## Vos consignes
1 - Répondez à ces questions sur l'article consacré à l'exposition « Vivant » :
(a) Dans quel lieu de Marseille et à quelles dates s'est tenu le Congrès Mondial de la Nature ?
(b) Combien de lauréats du Prix Coal 2020 l'exposition présente-t-elle ?
(c) À partir de quelles graines Louis Guillaume a-t-il réalisé Structures du vivant ?
2 - Poursuivez l'article consacré à l'exposition « Vivant » à partir de sa dernière phrase.

## Extrait du texte
Victor Remère, Prototype de ruche numérique, 2021. Photo : © Victor Remère

Dans le cadre du Congrès Mondial de la Nature qui s’est tenu cette année pour la première fois en France, à Marseille au parc Chanot du 3 au 11 septembre, l’association COAL — organisme favorisant les liens entre art et écologie —, a présenté son exposition « Vivant ». Cette manifestation, mettant en lumière les travaux des 12 lauréats du Prix Coal 2020, porte un regard éclairé sur une nouvelle génération d’artistes s’emparant avec pugnacité des questions environnementales. Rencontre avec Lauranne Germond, commissaire d’expositions et directrice de l’association.

Vendredi 10 septembre. Une pluie fine commence à s’abattre sur la cité phocéenne. Malgré tout, les visiteurs venus assister aux conférences, expositions et autres rencontres programmées durant le Congrès Mondial de la Nature sont en nombre à l’accueil public. Cette année, parmi les stands présents sur le site, on retrouve celui de l’association COAL, et son exposition « Vivant » présentant les productions des artistes finalistes du Prix Coal 2020. Dans l’espace consacré, l’installation du duo anglo-argentin Lucy + Jorge Orta, Life Guard Amazonia représentant un individu portant une civière remplie de fleurs, de plantes et d’insectes en tissus trône au milieu des différentes productions artistiques. Plus loin, la fabrique feutrée du jeune artiste rennais Louis Guillaume, Structures du vivant, réalisée à partir de graines de Stipa tenuissima attire notre attention sur la préciosité des matériaux naturels et plus globalement sur la vulnérabilité de notre environnement.

## Extraits de liste
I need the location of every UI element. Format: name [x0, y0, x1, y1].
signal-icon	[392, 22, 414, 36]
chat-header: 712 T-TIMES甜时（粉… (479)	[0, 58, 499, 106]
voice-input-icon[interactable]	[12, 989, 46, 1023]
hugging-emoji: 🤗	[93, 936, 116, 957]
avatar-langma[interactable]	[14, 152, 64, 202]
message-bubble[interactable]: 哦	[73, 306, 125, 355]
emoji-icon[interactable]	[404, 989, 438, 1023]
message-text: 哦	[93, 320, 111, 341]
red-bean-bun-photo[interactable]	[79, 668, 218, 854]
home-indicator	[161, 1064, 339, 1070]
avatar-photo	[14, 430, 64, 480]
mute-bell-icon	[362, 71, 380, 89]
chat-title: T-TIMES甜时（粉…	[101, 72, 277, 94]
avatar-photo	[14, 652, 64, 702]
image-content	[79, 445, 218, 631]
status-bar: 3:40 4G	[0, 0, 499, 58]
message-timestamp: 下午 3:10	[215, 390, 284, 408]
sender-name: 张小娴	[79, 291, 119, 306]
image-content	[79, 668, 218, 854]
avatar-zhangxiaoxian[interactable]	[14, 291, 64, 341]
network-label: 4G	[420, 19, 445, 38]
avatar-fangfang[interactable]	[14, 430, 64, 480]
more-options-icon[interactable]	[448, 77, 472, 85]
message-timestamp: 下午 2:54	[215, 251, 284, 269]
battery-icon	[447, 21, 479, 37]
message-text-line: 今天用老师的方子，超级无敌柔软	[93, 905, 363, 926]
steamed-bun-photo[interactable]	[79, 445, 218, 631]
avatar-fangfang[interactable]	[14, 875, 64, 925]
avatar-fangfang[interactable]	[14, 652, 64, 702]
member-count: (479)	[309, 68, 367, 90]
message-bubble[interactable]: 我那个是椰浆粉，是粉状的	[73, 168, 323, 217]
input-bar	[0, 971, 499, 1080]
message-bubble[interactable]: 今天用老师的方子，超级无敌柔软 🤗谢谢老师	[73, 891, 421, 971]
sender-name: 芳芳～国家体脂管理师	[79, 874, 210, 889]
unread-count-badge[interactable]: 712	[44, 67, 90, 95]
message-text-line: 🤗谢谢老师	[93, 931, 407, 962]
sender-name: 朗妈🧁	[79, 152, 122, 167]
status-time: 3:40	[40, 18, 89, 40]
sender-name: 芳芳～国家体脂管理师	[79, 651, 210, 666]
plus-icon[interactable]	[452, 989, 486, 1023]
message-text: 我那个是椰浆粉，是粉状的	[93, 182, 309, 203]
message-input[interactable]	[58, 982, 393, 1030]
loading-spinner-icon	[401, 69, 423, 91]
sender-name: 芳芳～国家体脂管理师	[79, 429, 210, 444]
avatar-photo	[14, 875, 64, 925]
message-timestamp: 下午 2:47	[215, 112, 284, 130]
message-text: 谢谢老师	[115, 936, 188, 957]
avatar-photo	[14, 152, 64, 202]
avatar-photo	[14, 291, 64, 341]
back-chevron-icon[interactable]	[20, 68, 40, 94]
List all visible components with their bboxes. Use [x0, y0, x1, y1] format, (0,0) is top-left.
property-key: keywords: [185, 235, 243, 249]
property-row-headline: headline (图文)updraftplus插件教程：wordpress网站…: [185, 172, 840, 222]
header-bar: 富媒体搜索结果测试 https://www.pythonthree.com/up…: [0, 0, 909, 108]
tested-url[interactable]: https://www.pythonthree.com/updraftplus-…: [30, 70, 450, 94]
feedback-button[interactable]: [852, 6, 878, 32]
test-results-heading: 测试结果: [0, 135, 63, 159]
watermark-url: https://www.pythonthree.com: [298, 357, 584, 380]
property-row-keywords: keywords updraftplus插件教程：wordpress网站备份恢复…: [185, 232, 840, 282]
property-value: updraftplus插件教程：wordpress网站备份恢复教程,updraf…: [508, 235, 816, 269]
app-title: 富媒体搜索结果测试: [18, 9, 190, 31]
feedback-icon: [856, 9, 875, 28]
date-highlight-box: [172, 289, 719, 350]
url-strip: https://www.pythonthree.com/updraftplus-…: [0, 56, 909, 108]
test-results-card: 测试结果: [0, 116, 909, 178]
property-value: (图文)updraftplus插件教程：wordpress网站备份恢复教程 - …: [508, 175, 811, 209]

## Corrigé de l'exercice
1 -
(a) Au parc Chanot, du 3 au 11 septembre.
(b) 12 lauréats.
(c) Des graines de Stipa tenuissima.

2 -
Lucy+Jorge Orta, Life Guard Amazonia, 2016-2017. Photo : © Studio Orta

« Louis Guillaume s’intéresse à une approche beaucoup plus artisanale. Il est dans la matière et dans ce que la nature produit de potentiel et de ressources. Il travaille au grès des saisons. Il va chercher dans les savoirs traditionnels, et il cherche des alternatives à des processus industriels. Ce qui est intéressant, c’est qu’il invente aussi des méthodes, il invente un savoir-faire des matériaux.  Ici, son installation est le résultat de plusieurs années de récoltes de la matière. C’est un travail de longue haleine avec une envie de découvrir tous les potentiels de la nature, » introduit Lauranne Germond. Sur un autre pan de mur, les tableaux aux teintes médiévistes et les sculptures de l’artiste Anthony Duchêne, fruits de différentes collaborations avec des paysans-vignerons, plongent le regardeur au tréfonds des sols, au cœur des paysages et du monde minéral.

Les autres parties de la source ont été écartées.